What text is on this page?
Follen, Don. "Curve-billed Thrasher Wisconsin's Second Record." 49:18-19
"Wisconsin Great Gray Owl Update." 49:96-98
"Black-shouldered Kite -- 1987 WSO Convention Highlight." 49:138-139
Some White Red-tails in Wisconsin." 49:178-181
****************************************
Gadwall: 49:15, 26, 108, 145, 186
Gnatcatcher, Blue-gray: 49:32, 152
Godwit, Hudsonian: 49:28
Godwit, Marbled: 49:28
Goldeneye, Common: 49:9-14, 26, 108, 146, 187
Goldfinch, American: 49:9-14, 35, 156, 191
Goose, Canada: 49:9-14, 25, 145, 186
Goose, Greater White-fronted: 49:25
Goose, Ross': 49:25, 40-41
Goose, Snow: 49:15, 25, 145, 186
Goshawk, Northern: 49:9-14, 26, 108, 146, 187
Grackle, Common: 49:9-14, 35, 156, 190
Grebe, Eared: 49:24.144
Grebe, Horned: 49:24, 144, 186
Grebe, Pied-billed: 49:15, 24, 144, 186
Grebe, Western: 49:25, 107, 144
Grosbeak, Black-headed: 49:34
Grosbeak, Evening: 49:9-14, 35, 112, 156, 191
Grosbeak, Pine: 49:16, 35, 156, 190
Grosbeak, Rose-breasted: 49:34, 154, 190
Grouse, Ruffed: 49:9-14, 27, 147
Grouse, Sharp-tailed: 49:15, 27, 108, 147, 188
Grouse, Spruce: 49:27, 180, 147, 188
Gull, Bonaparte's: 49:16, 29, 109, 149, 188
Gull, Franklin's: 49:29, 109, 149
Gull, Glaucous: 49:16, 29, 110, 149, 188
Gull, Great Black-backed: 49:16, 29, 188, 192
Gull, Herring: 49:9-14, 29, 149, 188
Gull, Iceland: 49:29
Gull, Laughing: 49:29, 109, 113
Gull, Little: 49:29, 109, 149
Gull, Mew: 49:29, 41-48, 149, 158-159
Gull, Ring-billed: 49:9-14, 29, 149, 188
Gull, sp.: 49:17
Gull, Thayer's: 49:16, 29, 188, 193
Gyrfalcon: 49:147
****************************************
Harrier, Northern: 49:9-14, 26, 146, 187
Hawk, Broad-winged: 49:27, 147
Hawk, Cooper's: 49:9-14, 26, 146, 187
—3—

_ _ _

*Required work*: Give the complete listing a second time, exactly as it reads.

*Solution for this exercise*:
What text is on this page?
Follen, Don. "Curve-billed Thrasher Wisconsin's Second Record." 49:18-19
"Wisconsin Great Gray Owl Update." 49:96-98
"Black-shouldered Kite -- 1987 WSO Convention Highlight." 49:138-139
Some White Red-tails in Wisconsin." 49:178-181
****************************************
Gadwall: 49:15, 26, 108, 145, 186
Gnatcatcher, Blue-gray: 49:32, 152
Godwit, Hudsonian: 49:28
Godwit, Marbled: 49:28
Goldeneye, Common: 49:9-14, 26, 108, 146, 187
Goldfinch, American: 49:9-14, 35, 156, 191
Goose, Canada: 49:9-14, 25, 145, 186
Goose, Greater White-fronted: 49:25
Goose, Ross': 49:25, 40-41
Goose, Snow: 49:15, 25, 145, 186
Goshawk, Northern: 49:9-14, 26, 108, 146, 187
Grackle, Common: 49:9-14, 35, 156, 190
Grebe, Eared: 49:24.144
Grebe, Horned: 49:24, 144, 186
Grebe, Pied-billed: 49:15, 24, 144, 186
Grebe, Western: 49:25, 107, 144
Grosbeak, Black-headed: 49:34
Grosbeak, Evening: 49:9-14, 35, 112, 156, 191
Grosbeak, Pine: 49:16, 35, 156, 190
Grosbeak, Rose-breasted: 49:34, 154, 190
Grouse, Ruffed: 49:9-14, 27, 147
Grouse, Sharp-tailed: 49:15, 27, 108, 147, 188
Grouse, Spruce: 49:27, 180, 147, 188
Gull, Bonaparte's: 49:16, 29, 109, 149, 188
Gull, Franklin's: 49:29, 109, 149
Gull, Glaucous: 49:16, 29, 110, 149, 188
Gull, Great Black-backed: 49:16, 29, 188, 192
Gull, Herring: 49:9-14, 29, 149, 188
Gull, Iceland: 49:29
Gull, Laughing: 49:29, 109, 113
Gull, Little: 49:29, 109, 149
Gull, Mew: 49:29, 41-48, 149, 158-159
Gull, Ring-billed: 49:9-14, 29, 149, 188
Gull, sp.: 49:17
Gull, Thayer's: 49:16, 29, 188, 193
Gyrfalcon: 49:147
****************************************
Harrier, Northern: 49:9-14, 26, 146, 187
Hawk, Broad-winged: 49:27, 147
Hawk, Cooper's: 49:9-14, 26, 146, 187
—3—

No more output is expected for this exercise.